■ THE EXERCISE:
Your task is to output the data exactly as it stands.

■ DATA SUPPLIED:
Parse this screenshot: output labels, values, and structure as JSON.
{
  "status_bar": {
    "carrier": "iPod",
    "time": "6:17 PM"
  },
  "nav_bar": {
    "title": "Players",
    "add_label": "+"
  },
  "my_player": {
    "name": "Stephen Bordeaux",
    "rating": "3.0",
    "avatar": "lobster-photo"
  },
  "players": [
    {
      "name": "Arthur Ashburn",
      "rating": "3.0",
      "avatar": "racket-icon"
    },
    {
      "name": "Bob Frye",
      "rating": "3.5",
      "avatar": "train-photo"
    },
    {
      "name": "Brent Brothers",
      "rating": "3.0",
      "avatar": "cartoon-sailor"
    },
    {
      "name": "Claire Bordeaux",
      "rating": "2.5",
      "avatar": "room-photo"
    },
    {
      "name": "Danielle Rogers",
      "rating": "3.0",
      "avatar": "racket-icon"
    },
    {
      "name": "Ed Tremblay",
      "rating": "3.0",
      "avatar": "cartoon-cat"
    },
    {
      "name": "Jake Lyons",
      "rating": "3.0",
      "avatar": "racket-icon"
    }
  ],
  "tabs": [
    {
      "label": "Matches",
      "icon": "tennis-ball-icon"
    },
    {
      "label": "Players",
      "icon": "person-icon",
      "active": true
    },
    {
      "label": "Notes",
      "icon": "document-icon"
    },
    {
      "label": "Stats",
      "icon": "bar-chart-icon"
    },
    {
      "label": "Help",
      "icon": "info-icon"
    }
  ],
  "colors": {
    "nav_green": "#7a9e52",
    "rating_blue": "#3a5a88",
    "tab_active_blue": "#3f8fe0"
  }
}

■ ANSWER FOR THIS EXERCISE:
Parse this screenshot: output labels, values, and structure as JSON.
{
  "status_bar": {
    "carrier": "iPod",
    "time": "6:17 PM"
  },
  "nav_bar": {
    "title": "Players",
    "add_label": "+"
  },
  "my_player": {
    "name": "Stephen Bordeaux",
    "rating": "3.0",
    "avatar": "lobster-photo"
  },
  "players": [
    {
      "name": "Arthur Ashburn",
      "rating": "3.0",
      "avatar": "racket-icon"
    },
    {
      "name": "Bob Frye",
      "rating": "3.5",
      "avatar": "train-photo"
    },
    {
      "name": "Brent Brothers",
      "rating": "3.0",
      "avatar": "cartoon-sailor"
    },
    {
      "name": "Claire Bordeaux",
      "rating": "2.5",
      "avatar": "room-photo"
    },
    {
      "name": "Danielle Rogers",
      "rating": "3.0",
      "avatar": "racket-icon"
    },
    {
      "name": "Ed Tremblay",
      "rating": "3.0",
      "avatar": "cartoon-cat"
    },
    {
      "name": "Jake Lyons",
      "rating": "3.0",
      "avatar": "racket-icon"
    }
  ],
  "tabs": [
    {
      "label": "Matches",
      "icon": "tennis-ball-icon"
    },
    {
      "label": "Players",
      "icon": "person-icon",
      "active": true
    },
    {
      "label": "Notes",
      "icon": "document-icon"
    },
    {
      "label": "Stats",
      "icon": "bar-chart-icon"
    },
    {
      "label": "Help",
      "icon": "info-icon"
    }
  ],
  "colors": {
    "nav_green": "#7a9e52",
    "rating_blue": "#3a5a88",
    "tab_active_blue": "#3f8fe0"
  }
}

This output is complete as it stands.